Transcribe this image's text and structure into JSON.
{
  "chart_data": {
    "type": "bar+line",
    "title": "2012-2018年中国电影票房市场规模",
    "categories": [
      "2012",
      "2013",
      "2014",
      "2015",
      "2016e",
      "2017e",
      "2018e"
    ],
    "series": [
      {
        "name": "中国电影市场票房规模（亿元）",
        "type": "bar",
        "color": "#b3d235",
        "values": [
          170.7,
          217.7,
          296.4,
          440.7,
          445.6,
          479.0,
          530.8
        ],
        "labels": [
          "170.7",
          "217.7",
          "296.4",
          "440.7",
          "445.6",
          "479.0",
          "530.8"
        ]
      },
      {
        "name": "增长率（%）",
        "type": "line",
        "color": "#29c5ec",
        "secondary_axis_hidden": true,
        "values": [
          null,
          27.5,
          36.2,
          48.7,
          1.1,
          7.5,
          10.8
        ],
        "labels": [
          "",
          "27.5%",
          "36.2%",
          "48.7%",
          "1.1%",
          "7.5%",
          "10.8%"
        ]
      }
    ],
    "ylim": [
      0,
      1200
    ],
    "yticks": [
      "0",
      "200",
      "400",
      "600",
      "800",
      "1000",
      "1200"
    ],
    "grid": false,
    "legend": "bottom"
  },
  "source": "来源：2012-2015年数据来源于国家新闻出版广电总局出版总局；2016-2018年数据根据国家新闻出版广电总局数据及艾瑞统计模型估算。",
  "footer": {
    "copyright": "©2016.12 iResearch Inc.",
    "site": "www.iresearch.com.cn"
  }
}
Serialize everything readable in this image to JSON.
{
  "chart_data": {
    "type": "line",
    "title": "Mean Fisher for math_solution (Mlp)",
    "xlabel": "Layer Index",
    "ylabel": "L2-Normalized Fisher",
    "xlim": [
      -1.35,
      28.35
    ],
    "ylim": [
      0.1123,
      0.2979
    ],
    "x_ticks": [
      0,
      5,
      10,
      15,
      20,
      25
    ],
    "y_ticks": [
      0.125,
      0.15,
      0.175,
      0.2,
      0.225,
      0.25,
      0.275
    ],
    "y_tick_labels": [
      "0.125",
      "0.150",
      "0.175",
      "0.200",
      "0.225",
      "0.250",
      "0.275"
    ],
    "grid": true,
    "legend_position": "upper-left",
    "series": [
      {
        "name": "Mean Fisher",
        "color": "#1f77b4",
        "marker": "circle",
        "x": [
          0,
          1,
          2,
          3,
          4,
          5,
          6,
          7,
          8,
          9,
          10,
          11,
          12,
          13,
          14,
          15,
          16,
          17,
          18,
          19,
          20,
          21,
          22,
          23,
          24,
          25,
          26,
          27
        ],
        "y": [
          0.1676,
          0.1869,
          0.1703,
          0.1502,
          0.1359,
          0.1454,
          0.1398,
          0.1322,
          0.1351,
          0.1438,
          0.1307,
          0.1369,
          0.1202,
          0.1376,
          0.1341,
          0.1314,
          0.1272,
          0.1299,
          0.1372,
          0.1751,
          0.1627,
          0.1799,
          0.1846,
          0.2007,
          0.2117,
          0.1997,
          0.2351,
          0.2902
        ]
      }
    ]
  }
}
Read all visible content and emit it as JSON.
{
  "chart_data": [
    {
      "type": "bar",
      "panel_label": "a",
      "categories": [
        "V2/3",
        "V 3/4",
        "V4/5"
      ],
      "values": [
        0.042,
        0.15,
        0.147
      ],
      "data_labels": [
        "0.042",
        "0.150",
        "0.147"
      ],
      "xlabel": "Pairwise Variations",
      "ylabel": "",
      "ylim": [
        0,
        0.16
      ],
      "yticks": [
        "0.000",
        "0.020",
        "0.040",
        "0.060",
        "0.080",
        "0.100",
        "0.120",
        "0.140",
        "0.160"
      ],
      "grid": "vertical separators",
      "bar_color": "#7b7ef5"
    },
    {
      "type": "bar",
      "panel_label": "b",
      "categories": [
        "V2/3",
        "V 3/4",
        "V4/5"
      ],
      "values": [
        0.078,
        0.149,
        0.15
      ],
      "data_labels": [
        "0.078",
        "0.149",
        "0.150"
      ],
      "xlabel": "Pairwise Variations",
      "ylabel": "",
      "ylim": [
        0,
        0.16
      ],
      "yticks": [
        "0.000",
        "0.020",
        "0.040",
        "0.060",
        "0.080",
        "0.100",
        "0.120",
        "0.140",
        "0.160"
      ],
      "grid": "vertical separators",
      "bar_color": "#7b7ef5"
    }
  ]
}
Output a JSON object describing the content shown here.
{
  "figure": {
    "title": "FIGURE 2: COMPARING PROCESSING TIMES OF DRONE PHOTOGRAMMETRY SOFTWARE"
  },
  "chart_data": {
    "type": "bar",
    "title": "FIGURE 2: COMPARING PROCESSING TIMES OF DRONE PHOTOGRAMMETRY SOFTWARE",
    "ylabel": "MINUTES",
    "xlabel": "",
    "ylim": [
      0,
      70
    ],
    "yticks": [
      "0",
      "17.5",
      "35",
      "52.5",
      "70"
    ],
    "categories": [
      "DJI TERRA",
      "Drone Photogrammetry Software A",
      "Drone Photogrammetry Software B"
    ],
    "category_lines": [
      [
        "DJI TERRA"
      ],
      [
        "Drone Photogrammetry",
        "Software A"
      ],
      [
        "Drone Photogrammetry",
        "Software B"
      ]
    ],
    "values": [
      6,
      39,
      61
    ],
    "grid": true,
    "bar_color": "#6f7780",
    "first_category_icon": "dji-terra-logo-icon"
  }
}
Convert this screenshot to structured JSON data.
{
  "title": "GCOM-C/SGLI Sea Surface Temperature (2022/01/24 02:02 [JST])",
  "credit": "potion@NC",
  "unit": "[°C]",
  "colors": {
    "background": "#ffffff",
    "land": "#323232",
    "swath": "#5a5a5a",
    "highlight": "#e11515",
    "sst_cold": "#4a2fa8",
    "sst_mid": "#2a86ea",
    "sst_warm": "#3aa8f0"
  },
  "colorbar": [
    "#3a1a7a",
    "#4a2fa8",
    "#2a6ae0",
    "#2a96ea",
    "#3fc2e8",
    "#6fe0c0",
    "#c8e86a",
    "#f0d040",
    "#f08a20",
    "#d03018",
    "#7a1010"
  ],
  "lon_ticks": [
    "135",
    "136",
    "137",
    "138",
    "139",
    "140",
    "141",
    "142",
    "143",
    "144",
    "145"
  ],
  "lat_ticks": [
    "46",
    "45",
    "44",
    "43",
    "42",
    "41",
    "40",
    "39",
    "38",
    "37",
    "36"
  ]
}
┄┄┄┄┄┄┄┄┄┄┄┄┄┄┄┄┄┄┄┄
» Short exercise
From the listing above, copy out each line where the word "content" appears.

» Solved exercise
Read all visible content and emit it as JSON.
Output a JSON object describing the content shown here.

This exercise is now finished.